▶ [What you have to do]
Search the listing below for the string "Fauvette" and show each line that contains it.

[Saved data entries]
------------------------------------------------------------------------
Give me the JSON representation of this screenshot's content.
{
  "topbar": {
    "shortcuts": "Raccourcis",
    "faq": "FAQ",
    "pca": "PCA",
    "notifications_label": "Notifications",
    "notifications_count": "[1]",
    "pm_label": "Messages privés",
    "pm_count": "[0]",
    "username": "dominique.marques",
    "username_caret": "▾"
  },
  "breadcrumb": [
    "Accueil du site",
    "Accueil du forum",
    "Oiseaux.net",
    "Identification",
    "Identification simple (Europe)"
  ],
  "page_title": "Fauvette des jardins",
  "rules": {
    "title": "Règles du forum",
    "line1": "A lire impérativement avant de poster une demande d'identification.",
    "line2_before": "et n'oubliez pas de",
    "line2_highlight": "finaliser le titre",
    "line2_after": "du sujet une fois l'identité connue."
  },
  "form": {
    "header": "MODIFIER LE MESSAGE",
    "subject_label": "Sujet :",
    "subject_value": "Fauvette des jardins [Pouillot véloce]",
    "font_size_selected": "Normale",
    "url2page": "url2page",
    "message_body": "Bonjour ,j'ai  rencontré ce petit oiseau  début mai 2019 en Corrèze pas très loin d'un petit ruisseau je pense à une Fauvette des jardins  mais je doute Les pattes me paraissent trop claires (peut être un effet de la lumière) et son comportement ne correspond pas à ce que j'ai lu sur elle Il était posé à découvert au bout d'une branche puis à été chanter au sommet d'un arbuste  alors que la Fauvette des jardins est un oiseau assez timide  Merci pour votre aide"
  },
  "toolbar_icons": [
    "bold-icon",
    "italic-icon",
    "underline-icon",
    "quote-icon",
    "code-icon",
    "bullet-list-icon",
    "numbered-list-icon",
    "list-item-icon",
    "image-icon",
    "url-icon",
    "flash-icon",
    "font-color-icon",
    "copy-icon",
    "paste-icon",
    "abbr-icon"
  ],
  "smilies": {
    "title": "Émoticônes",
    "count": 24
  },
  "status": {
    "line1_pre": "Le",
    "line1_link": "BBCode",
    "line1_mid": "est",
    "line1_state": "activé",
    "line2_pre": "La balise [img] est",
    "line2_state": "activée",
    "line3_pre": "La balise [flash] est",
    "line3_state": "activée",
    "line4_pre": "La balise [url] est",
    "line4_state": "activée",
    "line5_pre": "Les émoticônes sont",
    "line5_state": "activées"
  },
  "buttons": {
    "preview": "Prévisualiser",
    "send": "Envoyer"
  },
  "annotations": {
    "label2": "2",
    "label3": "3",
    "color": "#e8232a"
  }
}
------------------------------------------------------------------------
▶ [Complete answer]
  "page_title": "Fauvette des jardins",
    "subject_value": "Fauvette des jardins [Pouillot véloce]",
    "message_body": "Bonjour ,j'ai  rencontré ce petit oiseau  début mai 2019 en Corrèze pas très loin d'un petit ruisseau je pense à une Fauvette des jardins  mais je doute Les pattes me paraissent trop claires (peut être un effet de la lumière) et son comportement ne correspond pas à ce que j'ai lu sur elle Il était posé à découvert au bout d'une branche puis à été chanter au sommet d'un arbuste  alors que la Fauvette des jardins est un oiseau assez timide  Merci pour votre aide"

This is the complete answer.